# DATA SHOWN start

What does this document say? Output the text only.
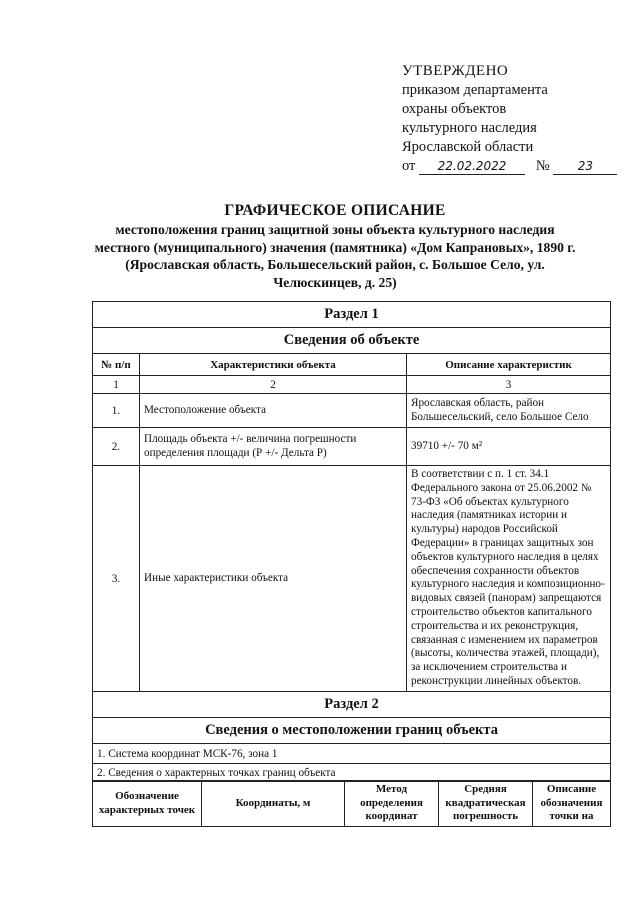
УТВЕРЖДЕНО
приказом департамента
охраны объектов
культурного наследия
Ярославской области
от 22.02.2022 № 23
ГРАФИЧЕСКОЕ ОПИСАНИЕ
местоположения границ защитной зоны объекта культурного наследия местного (муниципального) значения (памятника) «Дом Капрановых», 1890 г. (Ярославская область, Большесельский район, с. Большое Село, ул. Челюскинцев, д. 25)
Раздел 1		
Сведения об объекте		
№ п/п	Характеристики объекта	Описание характеристик
1	2	3
1.	Местоположение объекта	Ярославская область, район Большесельский, село Большое Село
2.	Площадь объекта +/- величина погрешности определения площади (Р +/- Дельта Р)	39710 +/- 70 м²
3.	Иные характеристики объекта	В соответствии с п. 1 ст. 34.1 Федерального закона от 25.06.2002 № 73-ФЗ «Об объектах культурного наследия (памятниках истории и культуры) народов Российской Федерации» в границах защитных зон объектов культурного наследия в целях обеспечения сохранности объектов культурного наследия и композиционно-видовых связей (панорам) запрещаются строительство объектов капитального строительства и их реконструкция, связанная с изменением их параметров (высоты, количества этажей, площади), за исключением строительства и реконструкции линейных объектов.
Раздел 2		
Сведения о местоположении границ объекта		
1. Система координат МСК-76, зона 1		
2. Сведения о характерных точках границ объекта		
Обозначение характерных точек	Координаты, м	Метод определения координат	Средняя квадратическая погрешность	Описание обозначения точки на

# DATA SHOWN end

__EXERCISE__
Every line should be retyped exactly, with the pictures omitted.

__COMPLETED TASK__
What does this document say? Output the text only.
УТВЕРЖДЕНО
приказом департамента
охраны объектов
культурного наследия
Ярославской области
от 22.02.2022 № 23
ГРАФИЧЕСКОЕ ОПИСАНИЕ
местоположения границ защитной зоны объекта культурного наследия местного (муниципального) значения (памятника) «Дом Капрановых», 1890 г. (Ярославская область, Большесельский район, с. Большое Село, ул. Челюскинцев, д. 25)
Раздел 1		
Сведения об объекте		
№ п/п	Характеристики объекта	Описание характеристик
1	2	3
1.	Местоположение объекта	Ярославская область, район Большесельский, село Большое Село
2.	Площадь объекта +/- величина погрешности определения площади (Р +/- Дельта Р)	39710 +/- 70 м²
3.	Иные характеристики объекта	В соответствии с п. 1 ст. 34.1 Федерального закона от 25.06.2002 № 73-ФЗ «Об объектах культурного наследия (памятниках истории и культуры) народов Российской Федерации» в границах защитных зон объектов культурного наследия в целях обеспечения сохранности объектов культурного наследия и композиционно-видовых связей (панорам) запрещаются строительство объектов капитального строительства и их реконструкция, связанная с изменением их параметров (высоты, количества этажей, площади), за исключением строительства и реконструкции линейных объектов.
Раздел 2		
Сведения о местоположении границ объекта		
1. Система координат МСК-76, зона 1		
2. Сведения о характерных точках границ объекта		
Обозначение характерных точек	Координаты, м	Метод определения координат	Средняя квадратическая погрешность	Описание обозначения точки на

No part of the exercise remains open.